→ Description of the task:
Look through the material below for "this". Copy every line that contains it.

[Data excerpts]
»»

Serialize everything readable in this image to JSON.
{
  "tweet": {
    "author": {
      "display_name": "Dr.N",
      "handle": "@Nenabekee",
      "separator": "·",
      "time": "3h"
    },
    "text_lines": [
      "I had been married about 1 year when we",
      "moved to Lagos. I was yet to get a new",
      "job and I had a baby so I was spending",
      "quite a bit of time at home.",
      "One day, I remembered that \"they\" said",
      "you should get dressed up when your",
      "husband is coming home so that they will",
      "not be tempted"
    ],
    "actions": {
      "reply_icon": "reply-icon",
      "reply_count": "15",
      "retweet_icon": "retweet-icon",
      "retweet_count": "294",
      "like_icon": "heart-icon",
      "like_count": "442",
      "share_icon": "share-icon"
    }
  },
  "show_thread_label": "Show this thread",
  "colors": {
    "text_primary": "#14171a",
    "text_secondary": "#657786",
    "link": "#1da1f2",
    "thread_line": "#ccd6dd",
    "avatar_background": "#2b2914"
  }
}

««
»»

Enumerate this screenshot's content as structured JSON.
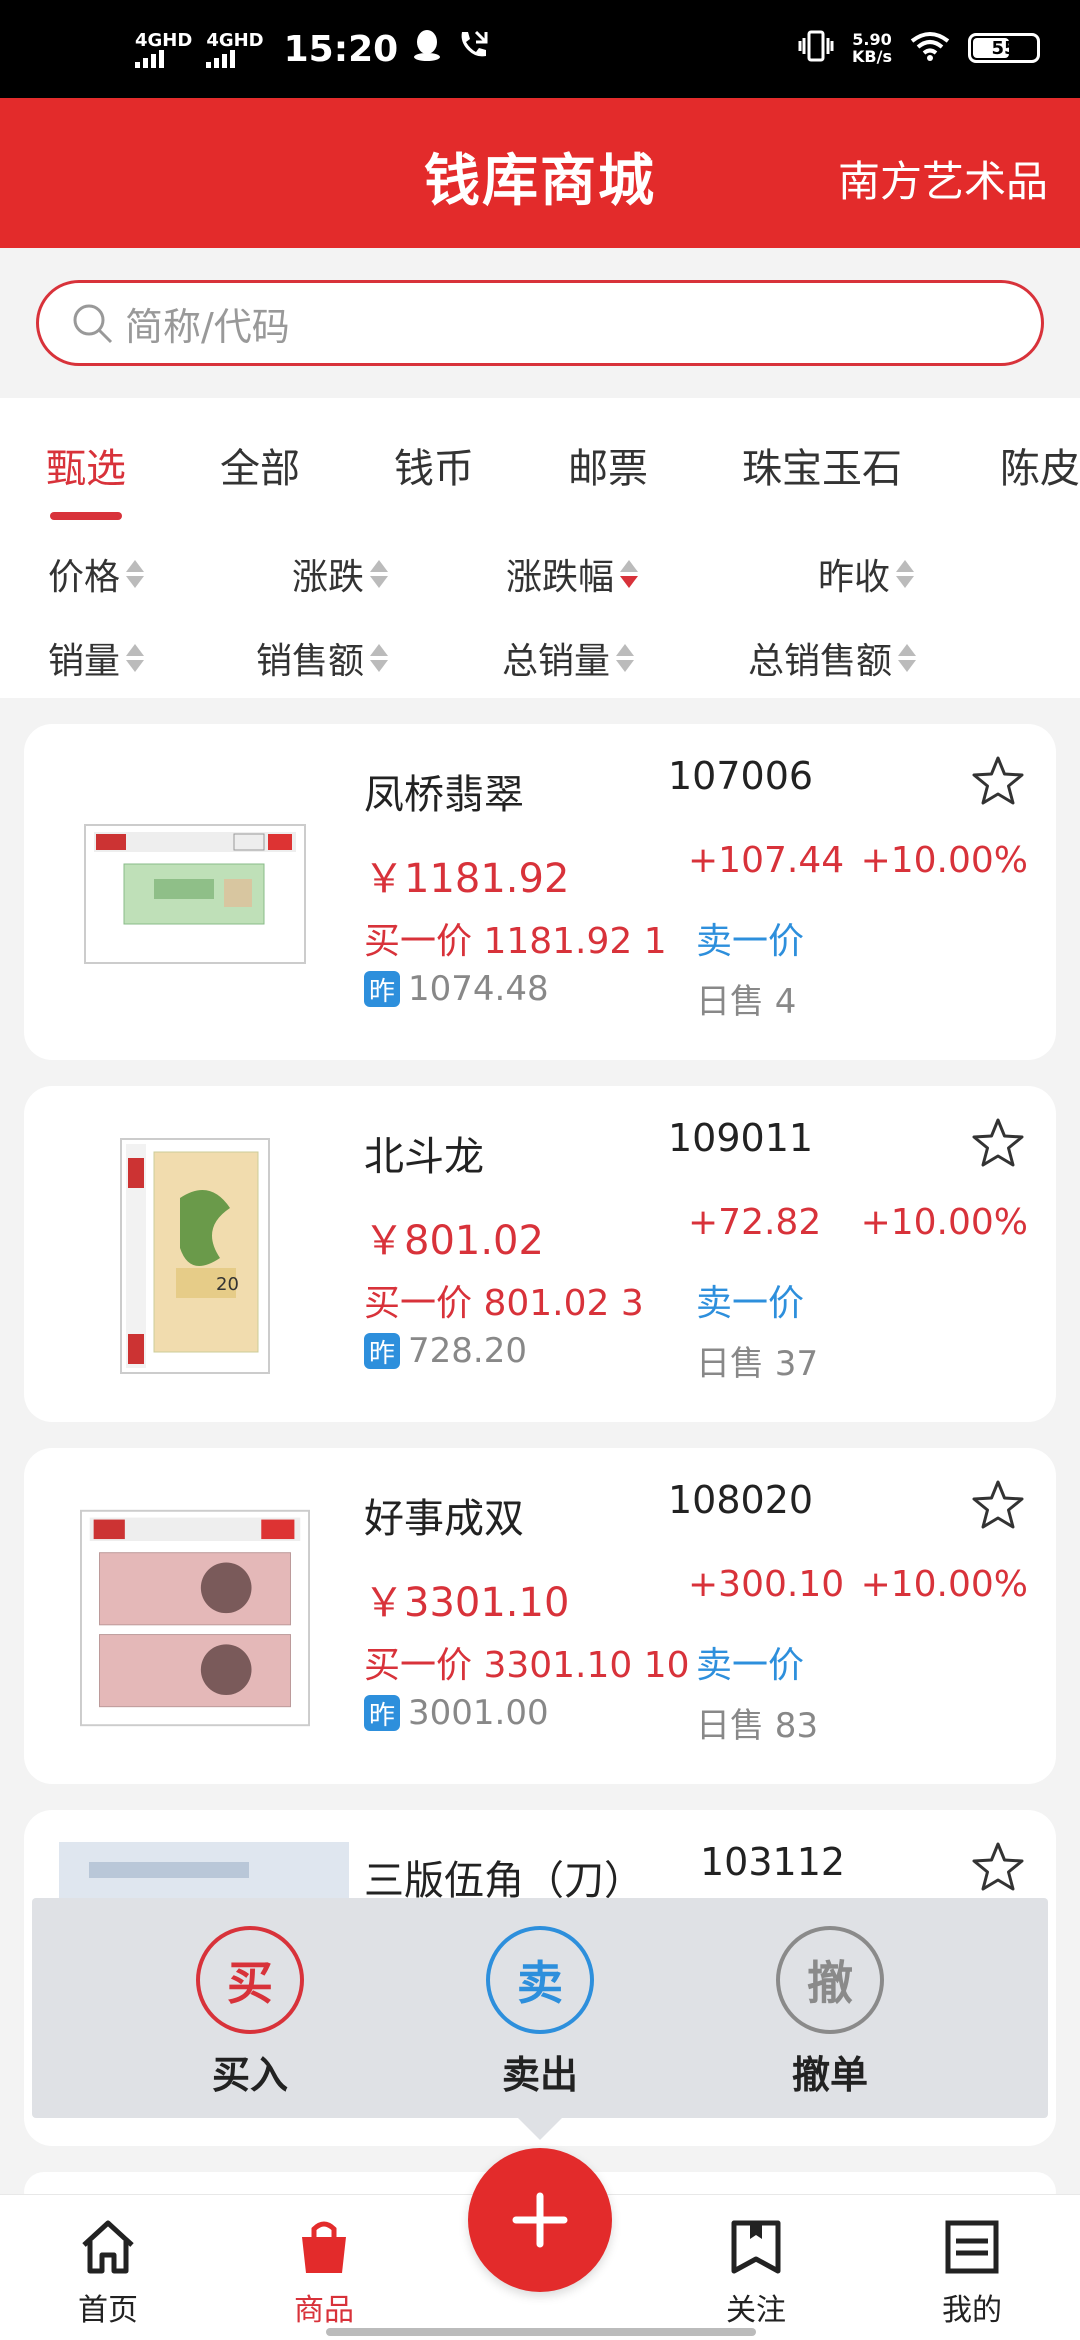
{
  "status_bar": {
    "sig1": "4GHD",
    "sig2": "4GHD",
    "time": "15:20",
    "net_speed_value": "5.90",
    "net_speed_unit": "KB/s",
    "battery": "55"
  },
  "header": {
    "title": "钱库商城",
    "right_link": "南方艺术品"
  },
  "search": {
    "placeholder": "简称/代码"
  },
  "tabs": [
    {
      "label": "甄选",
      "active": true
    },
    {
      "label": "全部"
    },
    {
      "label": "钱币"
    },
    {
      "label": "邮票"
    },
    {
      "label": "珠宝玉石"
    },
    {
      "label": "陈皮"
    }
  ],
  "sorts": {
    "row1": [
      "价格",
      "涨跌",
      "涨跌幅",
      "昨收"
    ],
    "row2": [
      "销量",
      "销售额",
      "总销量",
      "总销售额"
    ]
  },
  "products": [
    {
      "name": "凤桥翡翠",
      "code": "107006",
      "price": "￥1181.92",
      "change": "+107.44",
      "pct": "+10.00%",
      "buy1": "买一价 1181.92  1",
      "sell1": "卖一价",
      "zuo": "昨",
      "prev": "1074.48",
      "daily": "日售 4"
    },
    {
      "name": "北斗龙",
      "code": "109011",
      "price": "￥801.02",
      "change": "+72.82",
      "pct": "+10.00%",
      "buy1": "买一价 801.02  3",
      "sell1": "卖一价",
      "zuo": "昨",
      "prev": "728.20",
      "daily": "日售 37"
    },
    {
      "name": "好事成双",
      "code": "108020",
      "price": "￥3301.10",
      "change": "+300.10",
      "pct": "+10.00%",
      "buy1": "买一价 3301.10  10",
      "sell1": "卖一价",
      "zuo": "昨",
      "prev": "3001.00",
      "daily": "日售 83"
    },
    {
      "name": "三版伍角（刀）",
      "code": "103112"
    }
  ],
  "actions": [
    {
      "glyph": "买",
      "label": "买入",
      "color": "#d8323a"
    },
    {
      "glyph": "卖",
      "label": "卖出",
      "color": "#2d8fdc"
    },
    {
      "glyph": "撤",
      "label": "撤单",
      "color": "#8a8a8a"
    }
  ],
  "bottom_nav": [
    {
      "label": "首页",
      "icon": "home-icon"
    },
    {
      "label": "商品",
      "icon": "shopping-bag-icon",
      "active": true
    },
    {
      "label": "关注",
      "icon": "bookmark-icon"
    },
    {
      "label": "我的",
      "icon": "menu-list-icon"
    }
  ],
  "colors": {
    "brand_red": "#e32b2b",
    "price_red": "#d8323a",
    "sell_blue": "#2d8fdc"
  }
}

««
»»

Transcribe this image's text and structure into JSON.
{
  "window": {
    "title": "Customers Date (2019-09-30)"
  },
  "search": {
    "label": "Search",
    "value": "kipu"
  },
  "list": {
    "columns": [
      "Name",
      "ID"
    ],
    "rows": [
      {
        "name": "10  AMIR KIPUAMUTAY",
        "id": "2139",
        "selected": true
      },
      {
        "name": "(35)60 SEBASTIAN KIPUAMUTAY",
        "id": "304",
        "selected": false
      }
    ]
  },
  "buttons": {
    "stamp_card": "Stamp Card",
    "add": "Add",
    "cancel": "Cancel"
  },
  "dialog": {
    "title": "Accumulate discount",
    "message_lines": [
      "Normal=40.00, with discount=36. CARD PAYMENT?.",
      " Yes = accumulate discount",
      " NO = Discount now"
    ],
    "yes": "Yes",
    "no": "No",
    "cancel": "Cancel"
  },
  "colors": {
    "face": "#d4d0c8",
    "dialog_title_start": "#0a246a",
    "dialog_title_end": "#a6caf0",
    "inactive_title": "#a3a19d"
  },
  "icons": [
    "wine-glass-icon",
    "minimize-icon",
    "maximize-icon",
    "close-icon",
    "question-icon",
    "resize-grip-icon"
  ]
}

««

→ Expected output:
Serialize everything readable in this image to JSON.
  "show_thread_label": "Show this thread",
Enumerate this screenshot's content as structured JSON.
Transcribe this image's text and structure into JSON.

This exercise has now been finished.